**GIVEN DATA:**
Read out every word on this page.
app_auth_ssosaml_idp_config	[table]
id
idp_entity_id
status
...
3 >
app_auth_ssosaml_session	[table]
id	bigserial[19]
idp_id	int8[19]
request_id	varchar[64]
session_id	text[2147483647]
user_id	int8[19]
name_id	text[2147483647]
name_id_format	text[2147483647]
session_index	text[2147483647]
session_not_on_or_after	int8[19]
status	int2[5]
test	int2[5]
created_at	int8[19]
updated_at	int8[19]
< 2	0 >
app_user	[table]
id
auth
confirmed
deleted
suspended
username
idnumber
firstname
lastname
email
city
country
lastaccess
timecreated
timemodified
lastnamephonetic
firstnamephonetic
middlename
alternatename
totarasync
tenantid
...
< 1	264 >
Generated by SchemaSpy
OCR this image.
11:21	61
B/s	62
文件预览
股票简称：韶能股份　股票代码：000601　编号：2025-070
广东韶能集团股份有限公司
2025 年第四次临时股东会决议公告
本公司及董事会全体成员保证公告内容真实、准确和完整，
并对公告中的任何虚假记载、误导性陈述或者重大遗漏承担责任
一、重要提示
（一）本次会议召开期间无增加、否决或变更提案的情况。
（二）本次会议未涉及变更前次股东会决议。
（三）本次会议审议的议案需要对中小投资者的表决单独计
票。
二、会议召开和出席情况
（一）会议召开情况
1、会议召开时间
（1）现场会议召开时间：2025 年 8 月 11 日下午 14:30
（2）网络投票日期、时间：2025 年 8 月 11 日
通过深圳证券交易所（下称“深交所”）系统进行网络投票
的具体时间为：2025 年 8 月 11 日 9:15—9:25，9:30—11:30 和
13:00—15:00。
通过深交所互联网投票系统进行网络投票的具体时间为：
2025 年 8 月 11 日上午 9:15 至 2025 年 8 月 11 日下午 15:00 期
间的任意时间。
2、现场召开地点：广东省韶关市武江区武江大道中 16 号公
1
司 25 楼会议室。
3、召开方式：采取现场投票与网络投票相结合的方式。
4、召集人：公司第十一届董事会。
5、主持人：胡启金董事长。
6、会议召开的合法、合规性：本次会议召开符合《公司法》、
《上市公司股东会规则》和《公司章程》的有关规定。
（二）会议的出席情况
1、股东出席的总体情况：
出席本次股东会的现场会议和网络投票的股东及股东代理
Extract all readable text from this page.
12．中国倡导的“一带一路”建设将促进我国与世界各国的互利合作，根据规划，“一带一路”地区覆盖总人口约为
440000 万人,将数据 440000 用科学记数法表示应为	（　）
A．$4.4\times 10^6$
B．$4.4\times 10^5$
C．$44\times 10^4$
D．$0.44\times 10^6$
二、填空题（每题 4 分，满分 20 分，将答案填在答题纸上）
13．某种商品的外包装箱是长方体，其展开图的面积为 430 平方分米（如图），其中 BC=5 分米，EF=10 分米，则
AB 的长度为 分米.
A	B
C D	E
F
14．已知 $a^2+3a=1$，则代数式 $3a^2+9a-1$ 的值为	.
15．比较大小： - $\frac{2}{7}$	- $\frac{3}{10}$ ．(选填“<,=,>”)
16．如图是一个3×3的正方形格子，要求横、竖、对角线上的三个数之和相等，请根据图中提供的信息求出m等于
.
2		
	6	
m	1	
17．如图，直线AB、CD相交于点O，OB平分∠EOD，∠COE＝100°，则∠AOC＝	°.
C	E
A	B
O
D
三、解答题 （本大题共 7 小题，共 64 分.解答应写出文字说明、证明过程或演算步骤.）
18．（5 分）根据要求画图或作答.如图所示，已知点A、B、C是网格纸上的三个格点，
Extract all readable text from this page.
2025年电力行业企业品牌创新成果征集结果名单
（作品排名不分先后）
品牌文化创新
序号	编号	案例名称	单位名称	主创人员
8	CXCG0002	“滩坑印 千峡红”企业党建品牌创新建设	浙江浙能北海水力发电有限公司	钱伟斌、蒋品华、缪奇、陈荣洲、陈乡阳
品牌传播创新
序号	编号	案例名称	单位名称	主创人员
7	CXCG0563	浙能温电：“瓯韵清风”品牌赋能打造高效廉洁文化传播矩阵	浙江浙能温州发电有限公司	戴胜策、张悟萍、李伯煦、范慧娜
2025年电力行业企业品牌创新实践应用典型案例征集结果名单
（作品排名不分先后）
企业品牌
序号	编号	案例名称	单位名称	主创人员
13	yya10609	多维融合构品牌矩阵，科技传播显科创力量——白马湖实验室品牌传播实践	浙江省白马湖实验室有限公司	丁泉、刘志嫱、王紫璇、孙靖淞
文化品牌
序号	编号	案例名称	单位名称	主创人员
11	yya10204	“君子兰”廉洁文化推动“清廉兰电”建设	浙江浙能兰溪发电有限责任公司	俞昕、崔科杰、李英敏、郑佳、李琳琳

**REQUIREMENT:** Copy out each line of the material that holds the word "this".

**REPLY:**
Read out every word on this page.
OCR this image.
Extract all readable text from this page.
Extract all readable text from this page.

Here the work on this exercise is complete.